* _Problems and tasks_:
a – Give the username of each person who posts in the thread about working while raising an autistic child. List each name once.
b – Resume the thread about working while raising an autistic child from its last line.

* _Page text_:
---+---

Share your dilemmas and get honest opinions from other Mumsnetters.

If you have a child with autism ...

139 replies

Burritobowl84 · 12/10/2021 11:04

Do you work?

We’re currently in the process of having our son assessed for autism. I work full time, and I love my job, plus we’d be f**ked financially if I gave up work. DH’s parents have been our main source of childcare since I went back to work last year, me and DH both WFH, I work 9-5, the husband 8 -4, so the grandparents have him in the morning, they live just down the road so they bring him home in the afternoon, then me and OH alternate lunch breaks/coffee breaks in the afternoon to spend time with LO work around his afternoon nap time, and he is never ever left to play by himself and always has one on one attention from either myself, my husband or the grandparents, it’s a bit of a juggling act sometimes but it works for us. However we’re very aware this arrangement won’t work forever, the grandparents have been dropping hints that they’re looking to stop having him soon, plus we know he won’t reliably have an afternoon nap forever. The good news is our son starts his preschool year next year, and we’ve been offered a nursery place for him after his third birthday in 6 months time, but we’re not sure how he’d cope in a mainstream preschool/nursery. We are having our son seen by a specialist privately in December (something we would have 0 chance of affording if I didn’t work), as the process with the NHS is so lengthy and we want an official diagnosis ASAP so we can get the ball rolling with perhaps getting him a place at a nursery unit within a special school if needed.

Lots of my friends and relatives seem to think I’m nuts and even selfish for intending to carry on working at all if my son is diagnosed, & either myself or my husband should give up working completely to care for our son full time. Do they have a point?

OP posts:
oceanclock · 12/10/2021 23:06

I have an autistic adult child and I gave up work when he was in primary school, as he required weekly appointments out of school and he was also regularly (illegally) excluded. I probably could have returned to work during his secondary years as he was in specialist school, but I preferred to focus on my wellbeing and working during his school hours would have left no time for my own interests and needs. And financially it wouldn't have made much sense as we got a lot of extra premiums due to disability/carer benefits. He's now at home f/t so I don't work as I'm his f/t carer. I'm happy not to have returned to work as he needs my support, and I don't really want the stress and commitment to being at work.

CrazyAllAroundMe · 12/10/2021 23:19

Could vote as no set answer.
I've 2 diagnosed asd one of those with adhd too. I don't work. With eldest I've have struggled from the start. Youngest not so much except there was no sleeping till near the end of primary but school he maged better. Eldest is a masker and suffers panic attacks and high anxiety. School is mainstream I do up to 7 school runs a day. You gest who seemed easier us now harder, back to not sleeping. He's a shouter and his impulse control is awful. Swearing at teacher. I'm mortified he's always been so sweet and honest. Please don't believe a diagnosis is a magic ticket. The school mine are in don't care, don't make any adjustments and in fact antagonise many situations through poor management and communication. Banging my head again an invisible wall daily and exhausted unfortunately. I'd love to work it's been so long so just play it by ear until a choice is taken out of your hands x

CrazyAllAroundMe · 12/10/2021 23:21

And the state of that post I made shows how exhausted I am waiting for sleep from anyone else in this house Confused

Justrealised · 12/10/2021 23:30

Sorry, I haven't read the full thread.

---+---

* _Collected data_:
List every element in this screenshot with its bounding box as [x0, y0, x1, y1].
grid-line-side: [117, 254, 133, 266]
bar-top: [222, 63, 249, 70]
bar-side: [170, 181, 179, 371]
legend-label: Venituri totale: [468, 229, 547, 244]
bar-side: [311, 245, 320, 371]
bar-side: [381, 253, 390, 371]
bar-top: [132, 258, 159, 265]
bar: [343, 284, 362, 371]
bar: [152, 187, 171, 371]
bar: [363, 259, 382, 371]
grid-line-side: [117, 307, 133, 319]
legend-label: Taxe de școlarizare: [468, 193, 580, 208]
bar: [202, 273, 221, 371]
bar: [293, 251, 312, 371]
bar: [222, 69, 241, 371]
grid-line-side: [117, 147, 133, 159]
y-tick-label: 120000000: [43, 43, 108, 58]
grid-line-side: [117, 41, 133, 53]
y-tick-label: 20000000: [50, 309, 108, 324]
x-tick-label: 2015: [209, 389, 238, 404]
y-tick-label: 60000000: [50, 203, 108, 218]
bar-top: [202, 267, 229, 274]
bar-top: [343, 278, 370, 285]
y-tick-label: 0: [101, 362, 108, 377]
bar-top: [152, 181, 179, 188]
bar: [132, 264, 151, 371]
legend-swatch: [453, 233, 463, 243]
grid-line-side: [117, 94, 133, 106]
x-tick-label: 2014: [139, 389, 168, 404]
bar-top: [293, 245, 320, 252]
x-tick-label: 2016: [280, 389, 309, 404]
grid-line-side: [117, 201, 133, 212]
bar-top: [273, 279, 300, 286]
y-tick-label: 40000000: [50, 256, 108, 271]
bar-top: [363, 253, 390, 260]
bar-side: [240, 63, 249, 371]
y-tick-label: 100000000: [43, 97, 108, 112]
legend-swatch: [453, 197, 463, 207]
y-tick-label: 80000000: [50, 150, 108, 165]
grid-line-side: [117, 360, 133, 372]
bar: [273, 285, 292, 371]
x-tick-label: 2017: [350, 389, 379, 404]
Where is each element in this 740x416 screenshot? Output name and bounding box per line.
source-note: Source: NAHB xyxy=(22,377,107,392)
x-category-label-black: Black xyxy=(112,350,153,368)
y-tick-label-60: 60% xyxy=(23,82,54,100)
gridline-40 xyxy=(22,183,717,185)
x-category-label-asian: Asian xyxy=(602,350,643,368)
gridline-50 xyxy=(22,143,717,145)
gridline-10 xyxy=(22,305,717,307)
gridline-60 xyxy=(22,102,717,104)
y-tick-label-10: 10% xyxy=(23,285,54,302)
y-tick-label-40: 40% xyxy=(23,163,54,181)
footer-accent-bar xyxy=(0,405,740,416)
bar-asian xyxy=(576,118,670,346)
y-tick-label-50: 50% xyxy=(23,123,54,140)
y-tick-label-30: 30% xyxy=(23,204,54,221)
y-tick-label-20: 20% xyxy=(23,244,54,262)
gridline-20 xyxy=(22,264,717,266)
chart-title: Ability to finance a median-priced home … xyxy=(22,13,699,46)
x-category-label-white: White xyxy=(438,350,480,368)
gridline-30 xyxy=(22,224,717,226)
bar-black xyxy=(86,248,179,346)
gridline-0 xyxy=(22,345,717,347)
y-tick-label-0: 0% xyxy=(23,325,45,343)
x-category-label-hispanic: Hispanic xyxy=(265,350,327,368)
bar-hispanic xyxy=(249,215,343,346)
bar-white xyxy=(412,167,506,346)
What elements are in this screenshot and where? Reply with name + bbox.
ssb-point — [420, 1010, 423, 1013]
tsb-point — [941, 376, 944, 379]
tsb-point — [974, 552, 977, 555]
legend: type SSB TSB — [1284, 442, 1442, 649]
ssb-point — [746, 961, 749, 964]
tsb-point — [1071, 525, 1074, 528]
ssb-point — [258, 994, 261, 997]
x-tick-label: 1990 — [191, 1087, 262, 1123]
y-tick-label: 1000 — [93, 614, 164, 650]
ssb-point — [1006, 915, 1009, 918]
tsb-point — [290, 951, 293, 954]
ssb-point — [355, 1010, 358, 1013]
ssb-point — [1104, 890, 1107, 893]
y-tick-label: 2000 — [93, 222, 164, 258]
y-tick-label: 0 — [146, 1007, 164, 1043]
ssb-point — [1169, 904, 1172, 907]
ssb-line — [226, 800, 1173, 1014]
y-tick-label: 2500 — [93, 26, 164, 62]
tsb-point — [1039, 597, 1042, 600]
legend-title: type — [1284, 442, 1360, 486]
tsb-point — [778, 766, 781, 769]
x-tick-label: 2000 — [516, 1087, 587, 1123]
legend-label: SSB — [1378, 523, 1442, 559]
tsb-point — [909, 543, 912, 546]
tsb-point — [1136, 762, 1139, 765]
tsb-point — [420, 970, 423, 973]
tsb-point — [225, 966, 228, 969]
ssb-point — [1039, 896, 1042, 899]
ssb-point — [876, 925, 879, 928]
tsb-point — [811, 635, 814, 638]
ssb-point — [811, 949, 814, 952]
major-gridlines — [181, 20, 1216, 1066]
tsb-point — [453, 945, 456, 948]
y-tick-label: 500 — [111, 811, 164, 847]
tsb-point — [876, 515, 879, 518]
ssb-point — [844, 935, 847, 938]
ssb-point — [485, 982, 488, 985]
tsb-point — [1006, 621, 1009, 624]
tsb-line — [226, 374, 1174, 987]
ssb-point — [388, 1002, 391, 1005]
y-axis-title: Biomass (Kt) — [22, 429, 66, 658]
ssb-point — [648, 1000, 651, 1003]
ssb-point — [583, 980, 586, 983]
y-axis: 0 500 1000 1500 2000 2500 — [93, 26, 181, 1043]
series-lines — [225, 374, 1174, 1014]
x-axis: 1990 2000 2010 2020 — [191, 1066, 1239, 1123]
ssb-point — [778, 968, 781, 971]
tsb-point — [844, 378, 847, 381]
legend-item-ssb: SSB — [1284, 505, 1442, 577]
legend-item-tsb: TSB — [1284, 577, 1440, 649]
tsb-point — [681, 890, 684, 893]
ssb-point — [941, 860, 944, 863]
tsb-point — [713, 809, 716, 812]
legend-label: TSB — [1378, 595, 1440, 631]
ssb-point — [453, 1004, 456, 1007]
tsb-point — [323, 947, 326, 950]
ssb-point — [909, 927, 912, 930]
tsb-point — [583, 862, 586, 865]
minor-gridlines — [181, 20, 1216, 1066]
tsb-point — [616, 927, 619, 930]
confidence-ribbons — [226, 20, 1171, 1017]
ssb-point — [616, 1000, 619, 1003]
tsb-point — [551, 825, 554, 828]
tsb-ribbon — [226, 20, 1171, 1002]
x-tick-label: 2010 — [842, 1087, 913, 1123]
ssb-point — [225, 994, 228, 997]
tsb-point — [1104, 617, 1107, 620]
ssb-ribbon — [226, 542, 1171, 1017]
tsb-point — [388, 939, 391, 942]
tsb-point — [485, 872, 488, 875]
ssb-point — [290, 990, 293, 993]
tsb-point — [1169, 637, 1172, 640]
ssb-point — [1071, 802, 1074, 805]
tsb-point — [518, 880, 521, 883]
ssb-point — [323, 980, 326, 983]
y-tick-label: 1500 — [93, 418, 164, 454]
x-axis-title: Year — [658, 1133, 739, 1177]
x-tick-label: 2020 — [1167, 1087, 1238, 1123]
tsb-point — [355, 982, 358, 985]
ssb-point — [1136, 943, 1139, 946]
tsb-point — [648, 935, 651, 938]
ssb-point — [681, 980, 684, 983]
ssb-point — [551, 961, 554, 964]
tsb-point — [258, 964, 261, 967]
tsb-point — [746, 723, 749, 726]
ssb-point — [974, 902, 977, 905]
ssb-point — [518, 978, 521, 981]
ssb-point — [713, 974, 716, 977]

---+---

* _Answers provided_:
a – Burritobowl84, oceanclock, CrazyAllAroundMe, Justrealised

b –
I'm a Sahp because that works for our family. I miss work so much though.

In regards to the assessments.... not all private diagnosis will be accepted by the NHS. You may be better off investing in an independent ed. psych, ot or slt reports (as required) to support an EHCP assessment. You'll (likely but not always) require these to get your child's needs detailed in section b and the provision to meet them detailed, specified and quantified in section f. Your child can have a plan and extra support for nursery if required, you do not need to wait for school.

Watchingyouwazowski · 12/10/2021 23:50

Your child is still very young. If you’re happy working then carry on for as long as you can. I don’t think you’re selfish for wanting to continue working and if it works for you as a family in the future, then don’t stop because other people say you should.
I changed my job several times because my child couldn’t cope with child minders or after school clubs. I started working in a school to fit around his needs. I had to give up working altogether for a couple of years due to things not working out with school. Child on v restrictive timetable. School shocked that I gave up work!
I’m back at work now, in school again, full time school hours. If my child had coped with other carers, I would have definitely continued to work. The issue with school was awful but he wasn’t diagnosed then.

Watchingyouwazowski · 12/10/2021 23:55

@Justrealised

Sorry, I haven't read the full thread.

I'm a Sahp because that works for our family. I miss work so much though.

In regards to the assessments.... not all private diagnosis will be accepted by the NHS. You may be better off investing in an independent ed. psych, ot or slt reports (as required) to support an EHCP assessment. You'll (likely but not always) require these to get your child's needs detailed in section b and the provision to meet them detailed, specified and quantified in section f. Your child can have a plan and extra support for nursery if required, you do not need to wait for school.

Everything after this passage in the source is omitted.